### Pegasus-TML

#### Additional pre-training task on encoder Pegasus to gain knowledge of Control-flow relations in processes
- Experiment:
    - Pegasus is given another pre-training task, Control-flow Relation Learning, using Triplet Margin Loss (TML) training 
    - Based on the control-flow relations exist in the processes, triplets (anchor, pos, neg) are extracted from the process text 
- Process data:
    - Triplets (anchor, pos, neg)
- Outline:
    - Track the experiment and its results with WandB (Weights & Biases)
    - Define the experiment, data loading, training and validation 
    - Validation loss is tracked to apply early stopping and prevent overfitting

#### Reference
- Pegasus Hugging Face: 
https://huggingface.co/docs/transformers/model_doc/pegasus
- Hugging Face Fine-tuning Transformer tutorial:
https://huggingface.co/docs/transformers/training
- TripletMarginLoss:
https://pytorch.org/docs/stable/generated/torch.nn.TripletMarginLoss.html
- WandB pipeline:
https://colab.research.google.com/github/wandb/examples/blob/master/colabs/pytorch/Simple_PyTorch_Integration.ipynb#scrollTo=FH61NWlVR_SL
- Early stopping:
https://wandb.ai/ayush-thakur/huggingface/reports/Early-Stopping-in-HuggingFace-Examples--Vmlldzo0MzE2MTM

#### Environment Setup 
- Amazon SageMaker Studio
- Kernel - Python 3 (Data Science)

* Required tasks *
**A.** In the Pegasus-TML notes, what is tracked in order to apply early stopping and prevent overfitting?
**B.** Please reproduce word for word the passage of the Pegasus-TML notes starting with "#### Additional pre-training" and going on through "- Triplets (anchor, pos, neg)".

Saved entries

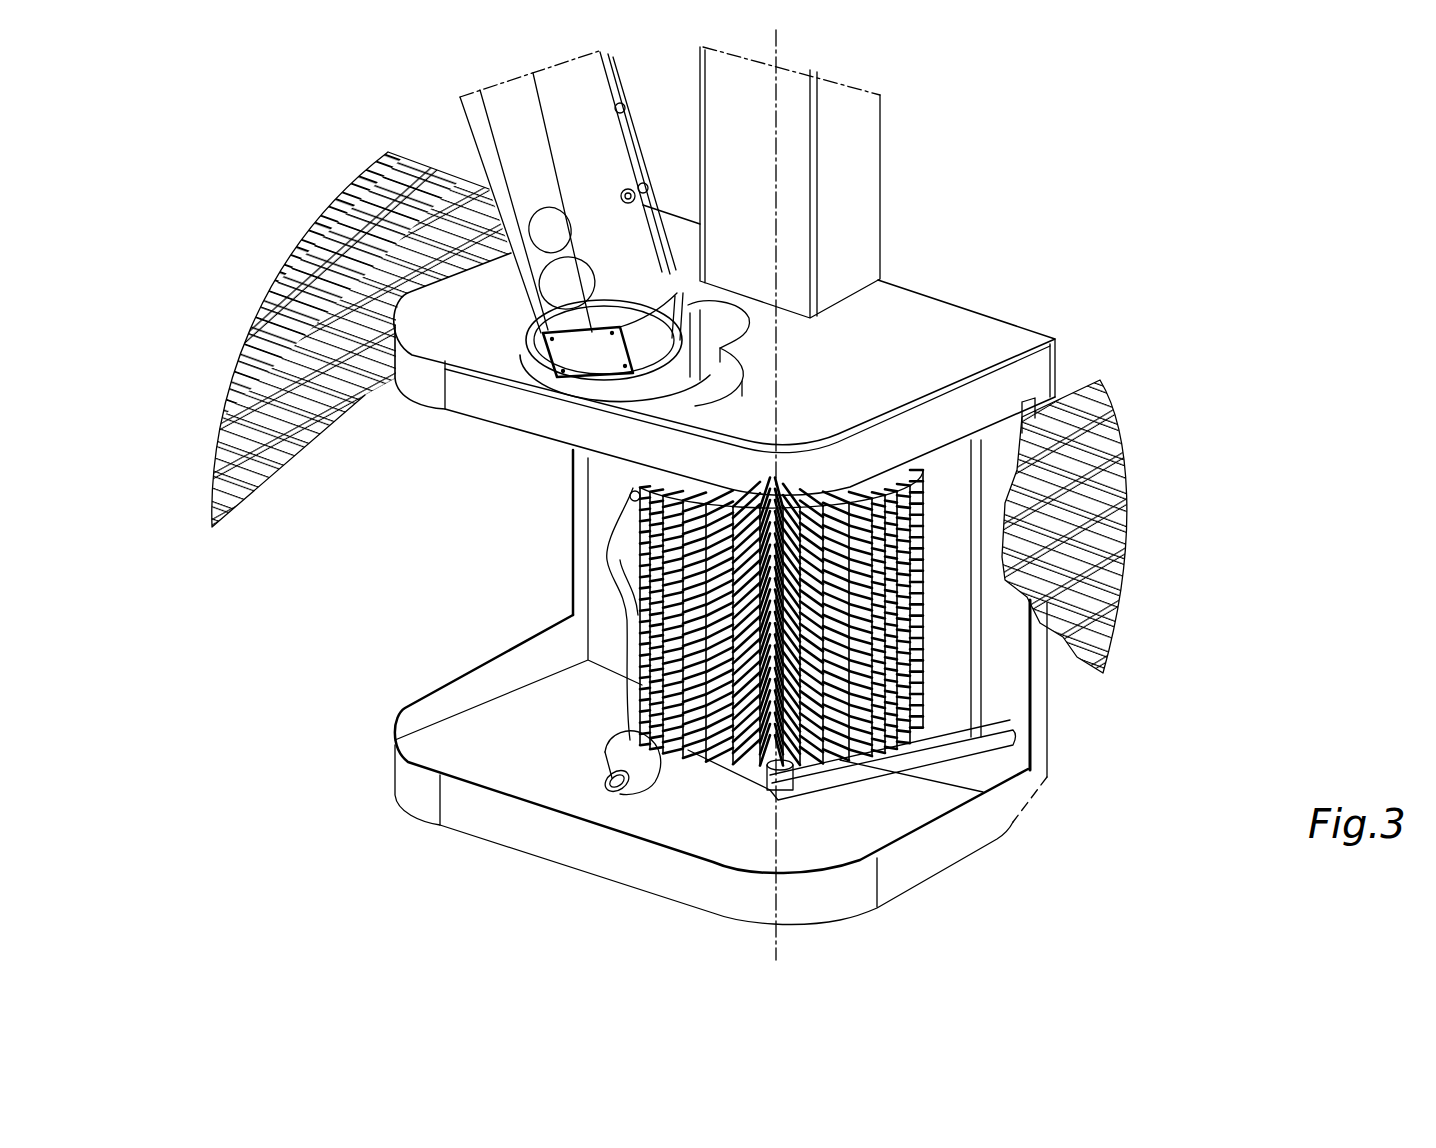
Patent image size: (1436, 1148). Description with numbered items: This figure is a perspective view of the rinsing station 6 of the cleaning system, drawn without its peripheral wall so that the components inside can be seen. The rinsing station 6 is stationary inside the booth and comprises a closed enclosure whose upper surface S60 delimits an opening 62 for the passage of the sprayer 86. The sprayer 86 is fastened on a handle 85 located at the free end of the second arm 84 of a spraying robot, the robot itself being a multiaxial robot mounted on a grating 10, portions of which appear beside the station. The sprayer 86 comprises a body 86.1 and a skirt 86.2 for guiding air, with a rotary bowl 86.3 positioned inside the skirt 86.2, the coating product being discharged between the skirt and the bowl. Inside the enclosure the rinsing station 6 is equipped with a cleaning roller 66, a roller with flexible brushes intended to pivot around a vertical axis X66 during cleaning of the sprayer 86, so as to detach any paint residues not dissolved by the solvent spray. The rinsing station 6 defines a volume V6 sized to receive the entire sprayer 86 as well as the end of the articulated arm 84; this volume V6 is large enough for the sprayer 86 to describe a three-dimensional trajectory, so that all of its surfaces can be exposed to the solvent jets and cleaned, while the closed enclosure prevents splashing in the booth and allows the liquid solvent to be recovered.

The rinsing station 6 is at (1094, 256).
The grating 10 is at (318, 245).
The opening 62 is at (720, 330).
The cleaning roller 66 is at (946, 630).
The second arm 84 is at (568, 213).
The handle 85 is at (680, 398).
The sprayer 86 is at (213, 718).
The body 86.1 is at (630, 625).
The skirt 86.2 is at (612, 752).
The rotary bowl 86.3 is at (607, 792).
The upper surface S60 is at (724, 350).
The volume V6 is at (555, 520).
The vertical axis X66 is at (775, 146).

---

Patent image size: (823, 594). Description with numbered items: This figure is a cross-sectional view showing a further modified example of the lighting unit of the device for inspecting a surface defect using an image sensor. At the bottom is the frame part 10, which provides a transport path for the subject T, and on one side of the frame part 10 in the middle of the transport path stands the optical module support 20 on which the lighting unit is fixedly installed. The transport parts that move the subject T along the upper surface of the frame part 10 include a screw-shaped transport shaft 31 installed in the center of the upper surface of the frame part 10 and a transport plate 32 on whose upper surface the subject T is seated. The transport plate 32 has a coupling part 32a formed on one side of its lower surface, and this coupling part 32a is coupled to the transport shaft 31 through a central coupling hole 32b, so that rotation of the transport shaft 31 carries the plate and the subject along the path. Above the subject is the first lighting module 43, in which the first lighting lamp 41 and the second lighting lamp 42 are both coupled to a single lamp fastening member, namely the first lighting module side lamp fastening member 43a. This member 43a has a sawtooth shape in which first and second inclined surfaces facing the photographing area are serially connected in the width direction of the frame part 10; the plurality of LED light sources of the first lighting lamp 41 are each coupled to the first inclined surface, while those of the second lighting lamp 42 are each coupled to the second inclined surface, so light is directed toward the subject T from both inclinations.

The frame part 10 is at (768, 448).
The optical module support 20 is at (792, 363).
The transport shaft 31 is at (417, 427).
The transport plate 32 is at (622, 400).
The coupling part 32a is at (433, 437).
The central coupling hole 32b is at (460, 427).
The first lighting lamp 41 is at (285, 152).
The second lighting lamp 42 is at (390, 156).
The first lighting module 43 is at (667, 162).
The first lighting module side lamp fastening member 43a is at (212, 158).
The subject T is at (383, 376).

==

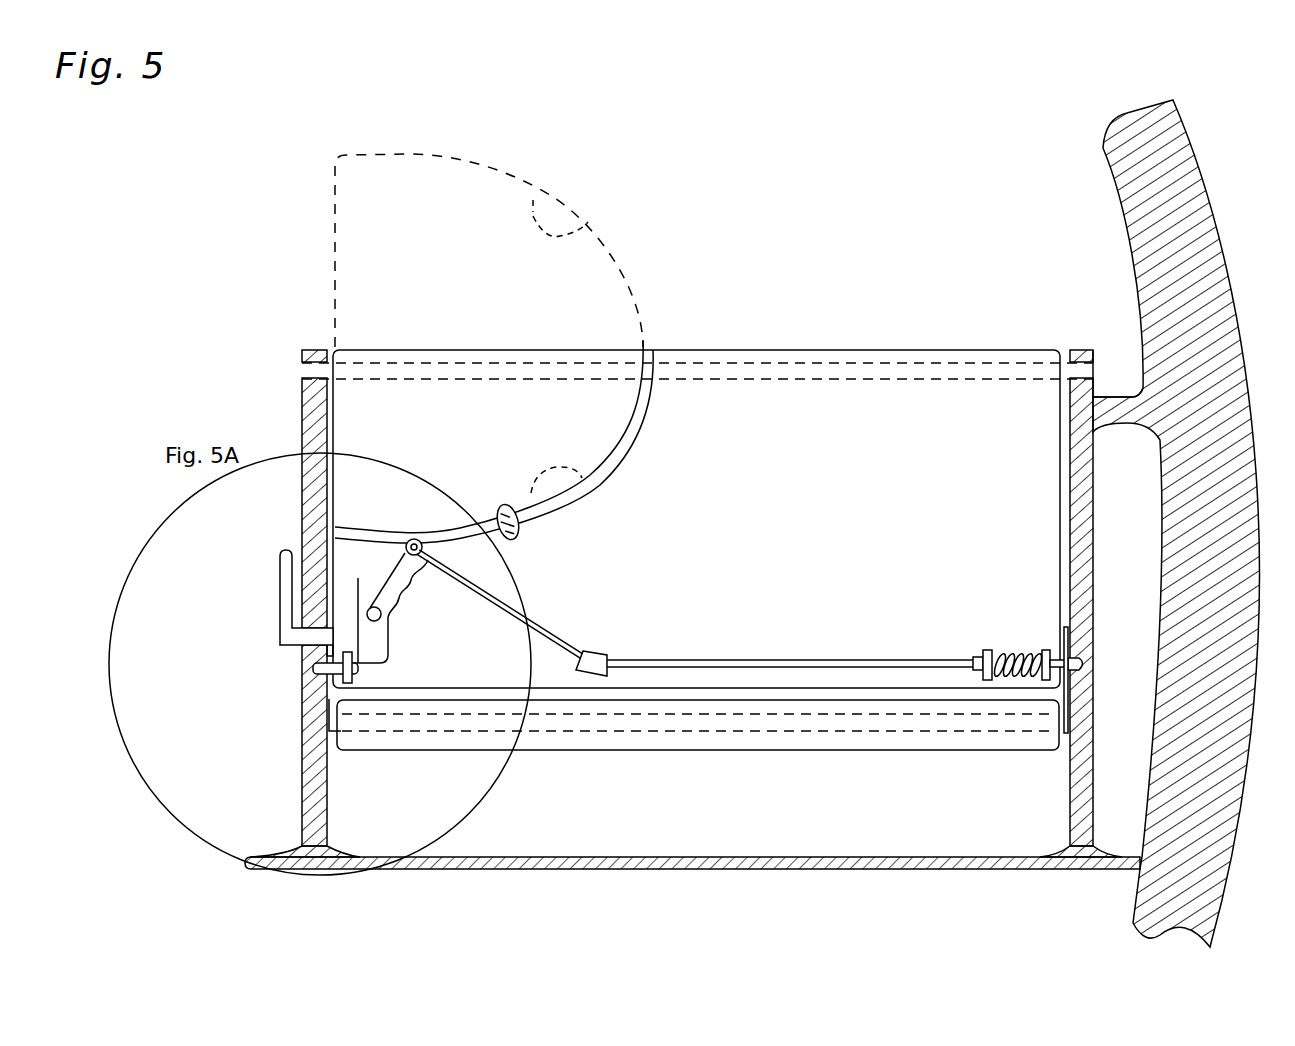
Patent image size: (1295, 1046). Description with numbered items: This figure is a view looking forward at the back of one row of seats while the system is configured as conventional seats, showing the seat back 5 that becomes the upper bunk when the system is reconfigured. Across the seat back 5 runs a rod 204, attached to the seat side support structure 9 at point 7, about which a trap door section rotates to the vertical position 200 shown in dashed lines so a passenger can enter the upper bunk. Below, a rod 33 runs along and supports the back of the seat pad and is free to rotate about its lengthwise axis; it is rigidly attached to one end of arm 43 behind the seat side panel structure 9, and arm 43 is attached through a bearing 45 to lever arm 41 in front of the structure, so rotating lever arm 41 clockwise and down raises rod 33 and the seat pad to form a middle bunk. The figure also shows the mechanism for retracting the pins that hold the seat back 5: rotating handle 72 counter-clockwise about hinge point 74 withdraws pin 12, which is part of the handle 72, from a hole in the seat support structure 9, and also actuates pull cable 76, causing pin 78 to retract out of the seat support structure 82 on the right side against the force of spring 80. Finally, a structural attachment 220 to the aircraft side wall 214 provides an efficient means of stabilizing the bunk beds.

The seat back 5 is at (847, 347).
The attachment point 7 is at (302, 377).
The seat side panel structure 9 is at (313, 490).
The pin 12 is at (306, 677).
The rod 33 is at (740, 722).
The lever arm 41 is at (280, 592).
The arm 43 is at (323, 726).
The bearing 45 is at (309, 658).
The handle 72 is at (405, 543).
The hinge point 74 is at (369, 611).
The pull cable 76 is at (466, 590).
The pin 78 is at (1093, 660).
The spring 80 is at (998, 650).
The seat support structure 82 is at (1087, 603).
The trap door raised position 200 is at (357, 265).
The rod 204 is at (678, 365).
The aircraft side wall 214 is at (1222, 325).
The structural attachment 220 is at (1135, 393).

* Responses in order *
**A.** Validation loss

**B.**
#### Additional pre-training task on encoder Pegasus to gain knowledge of Control-flow relations in processes
- Experiment:
    - Pegasus is given another pre-training task, Control-flow Relation Learning, using Triplet Margin Loss (TML) training 
    - Based on the control-flow relations exist in the processes, triplets (anchor, pos, neg) are extracted from the process text 
- Process data:
    - Triplets (anchor, pos, neg)